_Dataset listings of figures_.
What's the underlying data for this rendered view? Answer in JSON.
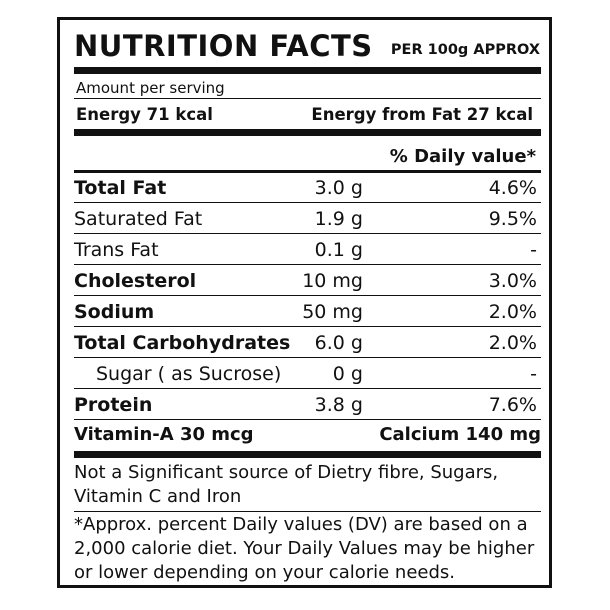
{
  "header": {
    "title": "NUTRITION FACTS",
    "per": "PER 100g APPROX"
  },
  "serving_label": "Amount per serving",
  "energy": "Energy 71 kcal",
  "energy_from_fat": "Energy from Fat 27 kcal",
  "dv_header": "% Daily value*",
  "rows": [
    {
      "label": "Total Fat",
      "amount": "3.0 g",
      "dv": "4.6%"
    },
    {
      "label": "Saturated Fat",
      "amount": "1.9 g",
      "dv": "9.5%"
    },
    {
      "label": "Trans Fat",
      "amount": "0.1 g",
      "dv": "-"
    },
    {
      "label": "Cholesterol",
      "amount": "10 mg",
      "dv": "3.0%"
    },
    {
      "label": "Sodium",
      "amount": "50 mg",
      "dv": "2.0%"
    },
    {
      "label": "Total Carbohydrates",
      "amount": "6.0 g",
      "dv": "2.0%"
    },
    {
      "label": "Sugar ( as Sucrose)",
      "amount": "0 g",
      "dv": "-"
    },
    {
      "label": "Protein",
      "amount": "3.8 g",
      "dv": "7.6%"
    }
  ],
  "vitamin": "Vitamin-A 30 mcg",
  "calcium": "Calcium 140 mg",
  "note": "Not a Significant source of Dietry fibre, Sugars, Vitamin C and Iron",
  "footnote": "*Approx. percent Daily values (DV) are based on a 2,000 calorie diet. Your Daily Values may be higher or lower depending on your calorie needs."
}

_Try it_.
Return every record exactly, without the pictures.

_Expected output_.
What's the underlying data for this rendered view? Answer in JSON.
{
  "header": {
    "title": "NUTRITION FACTS",
    "per": "PER 100g APPROX"
  },
  "serving_label": "Amount per serving",
  "energy": "Energy 71 kcal",
  "energy_from_fat": "Energy from Fat 27 kcal",
  "dv_header": "% Daily value*",
  "rows": [
    {
      "label": "Total Fat",
      "amount": "3.0 g",
      "dv": "4.6%"
    },
    {
      "label": "Saturated Fat",
      "amount": "1.9 g",
      "dv": "9.5%"
    },
    {
      "label": "Trans Fat",
      "amount": "0.1 g",
      "dv": "-"
    },
    {
      "label": "Cholesterol",
      "amount": "10 mg",
      "dv": "3.0%"
    },
    {
      "label": "Sodium",
      "amount": "50 mg",
      "dv": "2.0%"
    },
    {
      "label": "Total Carbohydrates",
      "amount": "6.0 g",
      "dv": "2.0%"
    },
    {
      "label": "Sugar ( as Sucrose)",
      "amount": "0 g",
      "dv": "-"
    },
    {
      "label": "Protein",
      "amount": "3.8 g",
      "dv": "7.6%"
    }
  ],
  "vitamin": "Vitamin-A 30 mcg",
  "calcium": "Calcium 140 mg",
  "note": "Not a Significant source of Dietry fibre, Sugars, Vitamin C and Iron",
  "footnote": "*Approx. percent Daily values (DV) are based on a 2,000 calorie diet. Your Daily Values may be higher or lower depending on your calorie needs."
}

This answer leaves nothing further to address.